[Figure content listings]

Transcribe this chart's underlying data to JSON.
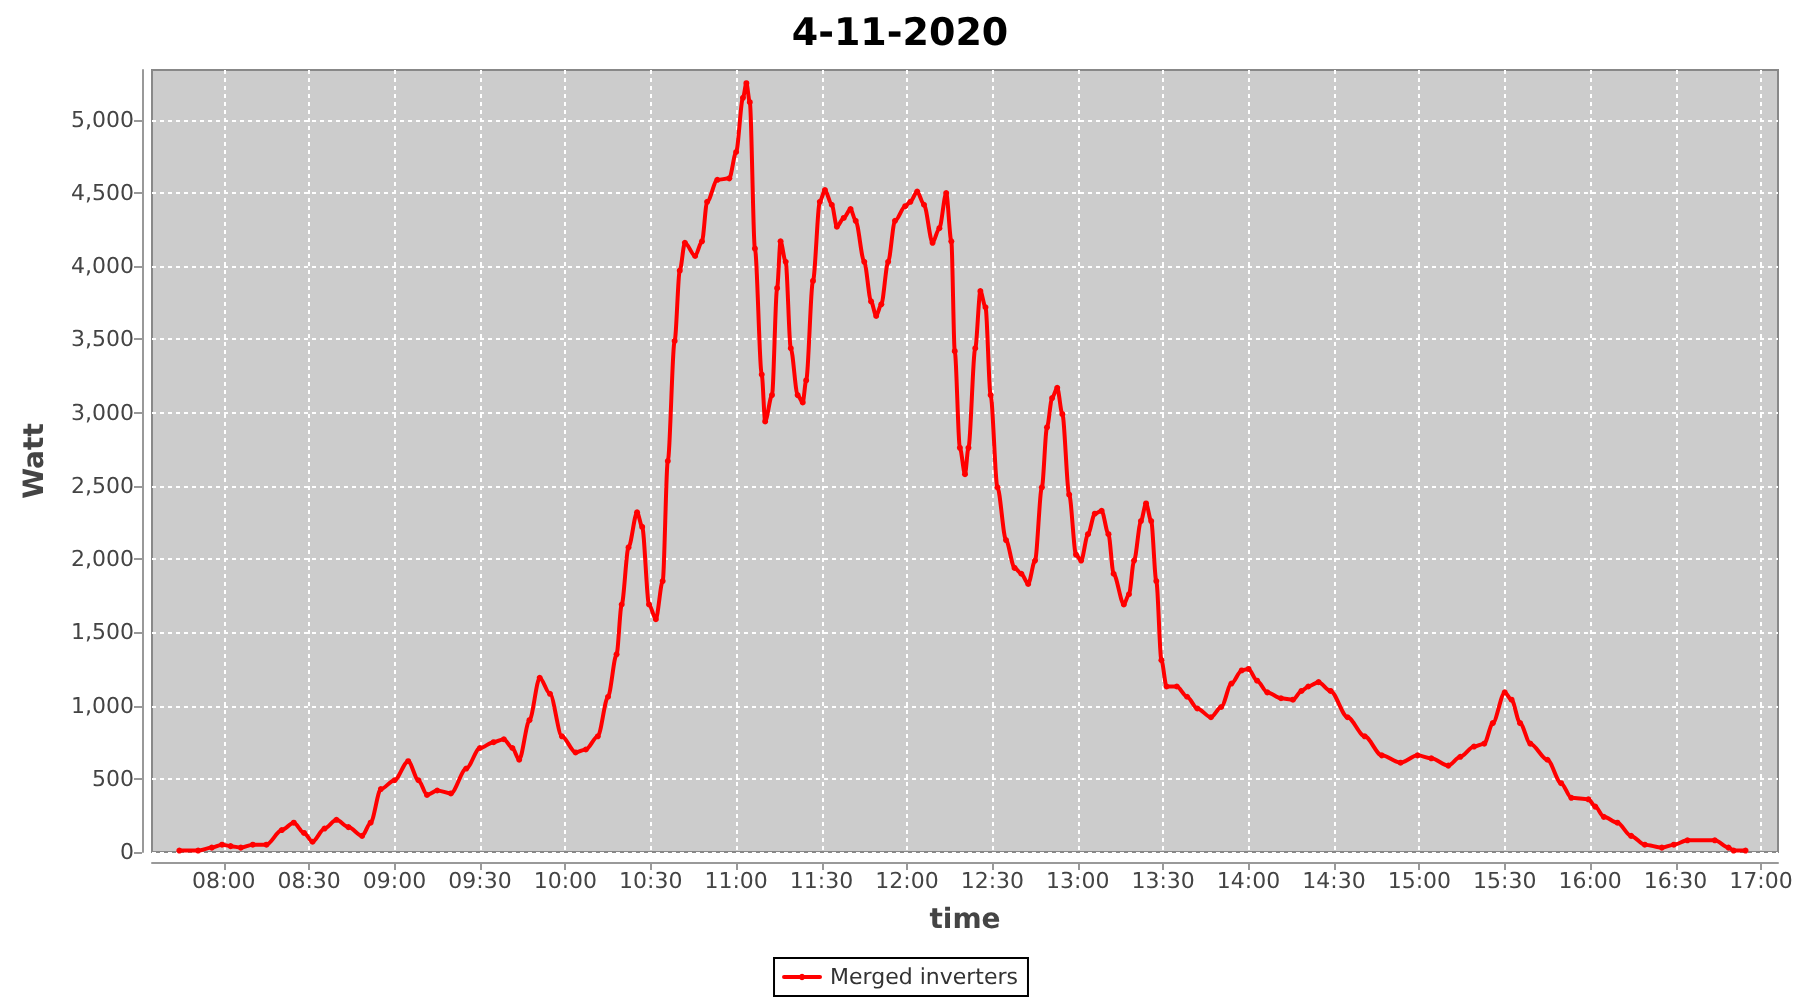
{
  "chart_data": {
    "type": "line",
    "title": "4-11-2020",
    "xlabel": "time",
    "ylabel": "Watt",
    "x": [
      7.74,
      7.85,
      7.93,
      7.99,
      8.04,
      8.1,
      8.17,
      8.25,
      8.34,
      8.41,
      8.47,
      8.52,
      8.59,
      8.66,
      8.73,
      8.81,
      8.86,
      8.92,
      9.0,
      9.08,
      9.14,
      9.19,
      9.25,
      9.33,
      9.42,
      9.5,
      9.58,
      9.64,
      9.69,
      9.73,
      9.79,
      9.85,
      9.91,
      9.98,
      10.06,
      10.12,
      10.19,
      10.25,
      10.3,
      10.33,
      10.37,
      10.42,
      10.45,
      10.49,
      10.53,
      10.57,
      10.6,
      10.64,
      10.67,
      10.7,
      10.76,
      10.8,
      10.83,
      10.89,
      10.96,
      11.0,
      11.04,
      11.06,
      11.08,
      11.11,
      11.15,
      11.17,
      11.21,
      11.24,
      11.26,
      11.29,
      11.32,
      11.36,
      11.39,
      11.41,
      11.45,
      11.49,
      11.52,
      11.56,
      11.59,
      11.63,
      11.67,
      11.7,
      11.75,
      11.79,
      11.82,
      11.85,
      11.89,
      11.93,
      11.99,
      12.02,
      12.06,
      12.1,
      12.15,
      12.19,
      12.23,
      12.26,
      12.28,
      12.31,
      12.34,
      12.36,
      12.4,
      12.43,
      12.46,
      12.49,
      12.53,
      12.58,
      12.63,
      12.67,
      12.71,
      12.75,
      12.79,
      12.82,
      12.85,
      12.88,
      12.91,
      12.95,
      12.99,
      13.02,
      13.06,
      13.1,
      13.14,
      13.18,
      13.21,
      13.27,
      13.3,
      13.33,
      13.37,
      13.4,
      13.43,
      13.46,
      13.49,
      13.52,
      13.58,
      13.64,
      13.7,
      13.78,
      13.84,
      13.9,
      13.96,
      14.0,
      14.05,
      14.11,
      14.19,
      14.26,
      14.31,
      14.35,
      14.41,
      14.48,
      14.58,
      14.68,
      14.78,
      14.89,
      14.99,
      15.07,
      15.17,
      15.24,
      15.32,
      15.38,
      15.43,
      15.5,
      15.54,
      15.59,
      15.65,
      15.75,
      15.83,
      15.89,
      15.99,
      16.03,
      16.08,
      16.16,
      16.24,
      16.32,
      16.42,
      16.49,
      16.57,
      16.73,
      16.81,
      16.84,
      16.91
    ],
    "series": [
      {
        "name": "Merged inverters",
        "color": "#ff0000",
        "values": [
          10,
          10,
          30,
          50,
          40,
          30,
          50,
          50,
          150,
          200,
          130,
          70,
          160,
          220,
          170,
          110,
          200,
          430,
          490,
          620,
          490,
          390,
          420,
          400,
          570,
          710,
          750,
          770,
          710,
          630,
          900,
          1190,
          1080,
          790,
          680,
          700,
          790,
          1060,
          1350,
          1690,
          2080,
          2320,
          2220,
          1690,
          1590,
          1850,
          2670,
          3490,
          3970,
          4160,
          4070,
          4170,
          4440,
          4590,
          4600,
          4780,
          5150,
          5250,
          5120,
          4120,
          3260,
          2940,
          3120,
          3850,
          4170,
          4030,
          3440,
          3120,
          3070,
          3220,
          3900,
          4440,
          4520,
          4420,
          4270,
          4330,
          4390,
          4310,
          4030,
          3760,
          3660,
          3740,
          4030,
          4310,
          4410,
          4440,
          4510,
          4420,
          4160,
          4260,
          4500,
          4170,
          3420,
          2760,
          2580,
          2760,
          3440,
          3830,
          3720,
          3120,
          2490,
          2130,
          1940,
          1900,
          1830,
          1990,
          2490,
          2900,
          3100,
          3170,
          2990,
          2440,
          2030,
          1990,
          2170,
          2310,
          2330,
          2170,
          1900,
          1690,
          1760,
          1990,
          2260,
          2380,
          2260,
          1850,
          1310,
          1130,
          1130,
          1060,
          980,
          920,
          990,
          1150,
          1240,
          1250,
          1170,
          1090,
          1050,
          1040,
          1100,
          1130,
          1160,
          1100,
          920,
          790,
          660,
          610,
          660,
          640,
          590,
          650,
          720,
          740,
          880,
          1090,
          1040,
          880,
          740,
          630,
          470,
          370,
          360,
          310,
          240,
          200,
          110,
          50,
          30,
          50,
          80,
          80,
          30,
          10,
          10
        ]
      }
    ],
    "xlim": [
      7.58,
      17.1
    ],
    "xticks": [
      {
        "value": 8,
        "label": "08:00"
      },
      {
        "value": 8.5,
        "label": "08:30"
      },
      {
        "value": 9,
        "label": "09:00"
      },
      {
        "value": 9.5,
        "label": "09:30"
      },
      {
        "value": 10,
        "label": "10:00"
      },
      {
        "value": 10.5,
        "label": "10:30"
      },
      {
        "value": 11,
        "label": "11:00"
      },
      {
        "value": 11.5,
        "label": "11:30"
      },
      {
        "value": 12,
        "label": "12:00"
      },
      {
        "value": 12.5,
        "label": "12:30"
      },
      {
        "value": 13,
        "label": "13:00"
      },
      {
        "value": 13.5,
        "label": "13:30"
      },
      {
        "value": 14,
        "label": "14:00"
      },
      {
        "value": 14.5,
        "label": "14:30"
      },
      {
        "value": 15,
        "label": "15:00"
      },
      {
        "value": 15.5,
        "label": "15:30"
      },
      {
        "value": 16,
        "label": "16:00"
      },
      {
        "value": 16.5,
        "label": "16:30"
      },
      {
        "value": 17,
        "label": "17:00"
      }
    ],
    "ylim": [
      0,
      5340
    ],
    "yticks": [
      0,
      500,
      {
        "value": 1000,
        "label": "1,000"
      },
      {
        "value": 1500,
        "label": "1,500"
      },
      {
        "value": 2000,
        "label": "2,000"
      },
      {
        "value": 2500,
        "label": "2,500"
      },
      {
        "value": 3000,
        "label": "3,000"
      },
      {
        "value": 3500,
        "label": "3,500"
      },
      {
        "value": 4000,
        "label": "4,000"
      },
      {
        "value": 4500,
        "label": "4,500"
      },
      {
        "value": 5000,
        "label": "5,000"
      }
    ],
    "grid": true,
    "legend": "bottom",
    "marker": "circle",
    "line_style": "solid"
  }
}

=== Short problem ===
Write out the material above once more, exactly as it reads, with no pictures.

=== Exercise output ===
Transcribe this chart's underlying data to JSON.
{
  "chart_data": {
    "type": "line",
    "title": "4-11-2020",
    "xlabel": "time",
    "ylabel": "Watt",
    "x": [
      7.74,
      7.85,
      7.93,
      7.99,
      8.04,
      8.1,
      8.17,
      8.25,
      8.34,
      8.41,
      8.47,
      8.52,
      8.59,
      8.66,
      8.73,
      8.81,
      8.86,
      8.92,
      9.0,
      9.08,
      9.14,
      9.19,
      9.25,
      9.33,
      9.42,
      9.5,
      9.58,
      9.64,
      9.69,
      9.73,
      9.79,
      9.85,
      9.91,
      9.98,
      10.06,
      10.12,
      10.19,
      10.25,
      10.3,
      10.33,
      10.37,
      10.42,
      10.45,
      10.49,
      10.53,
      10.57,
      10.6,
      10.64,
      10.67,
      10.7,
      10.76,
      10.8,
      10.83,
      10.89,
      10.96,
      11.0,
      11.04,
      11.06,
      11.08,
      11.11,
      11.15,
      11.17,
      11.21,
      11.24,
      11.26,
      11.29,
      11.32,
      11.36,
      11.39,
      11.41,
      11.45,
      11.49,
      11.52,
      11.56,
      11.59,
      11.63,
      11.67,
      11.7,
      11.75,
      11.79,
      11.82,
      11.85,
      11.89,
      11.93,
      11.99,
      12.02,
      12.06,
      12.1,
      12.15,
      12.19,
      12.23,
      12.26,
      12.28,
      12.31,
      12.34,
      12.36,
      12.4,
      12.43,
      12.46,
      12.49,
      12.53,
      12.58,
      12.63,
      12.67,
      12.71,
      12.75,
      12.79,
      12.82,
      12.85,
      12.88,
      12.91,
      12.95,
      12.99,
      13.02,
      13.06,
      13.1,
      13.14,
      13.18,
      13.21,
      13.27,
      13.3,
      13.33,
      13.37,
      13.4,
      13.43,
      13.46,
      13.49,
      13.52,
      13.58,
      13.64,
      13.7,
      13.78,
      13.84,
      13.9,
      13.96,
      14.0,
      14.05,
      14.11,
      14.19,
      14.26,
      14.31,
      14.35,
      14.41,
      14.48,
      14.58,
      14.68,
      14.78,
      14.89,
      14.99,
      15.07,
      15.17,
      15.24,
      15.32,
      15.38,
      15.43,
      15.5,
      15.54,
      15.59,
      15.65,
      15.75,
      15.83,
      15.89,
      15.99,
      16.03,
      16.08,
      16.16,
      16.24,
      16.32,
      16.42,
      16.49,
      16.57,
      16.73,
      16.81,
      16.84,
      16.91
    ],
    "series": [
      {
        "name": "Merged inverters",
        "color": "#ff0000",
        "values": [
          10,
          10,
          30,
          50,
          40,
          30,
          50,
          50,
          150,
          200,
          130,
          70,
          160,
          220,
          170,
          110,
          200,
          430,
          490,
          620,
          490,
          390,
          420,
          400,
          570,
          710,
          750,
          770,
          710,
          630,
          900,
          1190,
          1080,
          790,
          680,
          700,
          790,
          1060,
          1350,
          1690,
          2080,
          2320,
          2220,
          1690,
          1590,
          1850,
          2670,
          3490,
          3970,
          4160,
          4070,
          4170,
          4440,
          4590,
          4600,
          4780,
          5150,
          5250,
          5120,
          4120,
          3260,
          2940,
          3120,
          3850,
          4170,
          4030,
          3440,
          3120,
          3070,
          3220,
          3900,
          4440,
          4520,
          4420,
          4270,
          4330,
          4390,
          4310,
          4030,
          3760,
          3660,
          3740,
          4030,
          4310,
          4410,
          4440,
          4510,
          4420,
          4160,
          4260,
          4500,
          4170,
          3420,
          2760,
          2580,
          2760,
          3440,
          3830,
          3720,
          3120,
          2490,
          2130,
          1940,
          1900,
          1830,
          1990,
          2490,
          2900,
          3100,
          3170,
          2990,
          2440,
          2030,
          1990,
          2170,
          2310,
          2330,
          2170,
          1900,
          1690,
          1760,
          1990,
          2260,
          2380,
          2260,
          1850,
          1310,
          1130,
          1130,
          1060,
          980,
          920,
          990,
          1150,
          1240,
          1250,
          1170,
          1090,
          1050,
          1040,
          1100,
          1130,
          1160,
          1100,
          920,
          790,
          660,
          610,
          660,
          640,
          590,
          650,
          720,
          740,
          880,
          1090,
          1040,
          880,
          740,
          630,
          470,
          370,
          360,
          310,
          240,
          200,
          110,
          50,
          30,
          50,
          80,
          80,
          30,
          10,
          10
        ]
      }
    ],
    "xlim": [
      7.58,
      17.1
    ],
    "xticks": [
      {
        "value": 8,
        "label": "08:00"
      },
      {
        "value": 8.5,
        "label": "08:30"
      },
      {
        "value": 9,
        "label": "09:00"
      },
      {
        "value": 9.5,
        "label": "09:30"
      },
      {
        "value": 10,
        "label": "10:00"
      },
      {
        "value": 10.5,
        "label": "10:30"
      },
      {
        "value": 11,
        "label": "11:00"
      },
      {
        "value": 11.5,
        "label": "11:30"
      },
      {
        "value": 12,
        "label": "12:00"
      },
      {
        "value": 12.5,
        "label": "12:30"
      },
      {
        "value": 13,
        "label": "13:00"
      },
      {
        "value": 13.5,
        "label": "13:30"
      },
      {
        "value": 14,
        "label": "14:00"
      },
      {
        "value": 14.5,
        "label": "14:30"
      },
      {
        "value": 15,
        "label": "15:00"
      },
      {
        "value": 15.5,
        "label": "15:30"
      },
      {
        "value": 16,
        "label": "16:00"
      },
      {
        "value": 16.5,
        "label": "16:30"
      },
      {
        "value": 17,
        "label": "17:00"
      }
    ],
    "ylim": [
      0,
      5340
    ],
    "yticks": [
      0,
      500,
      {
        "value": 1000,
        "label": "1,000"
      },
      {
        "value": 1500,
        "label": "1,500"
      },
      {
        "value": 2000,
        "label": "2,000"
      },
      {
        "value": 2500,
        "label": "2,500"
      },
      {
        "value": 3000,
        "label": "3,000"
      },
      {
        "value": 3500,
        "label": "3,500"
      },
      {
        "value": 4000,
        "label": "4,000"
      },
      {
        "value": 4500,
        "label": "4,500"
      },
      {
        "value": 5000,
        "label": "5,000"
      }
    ],
    "grid": true,
    "legend": "bottom",
    "marker": "circle",
    "line_style": "solid"
  }
}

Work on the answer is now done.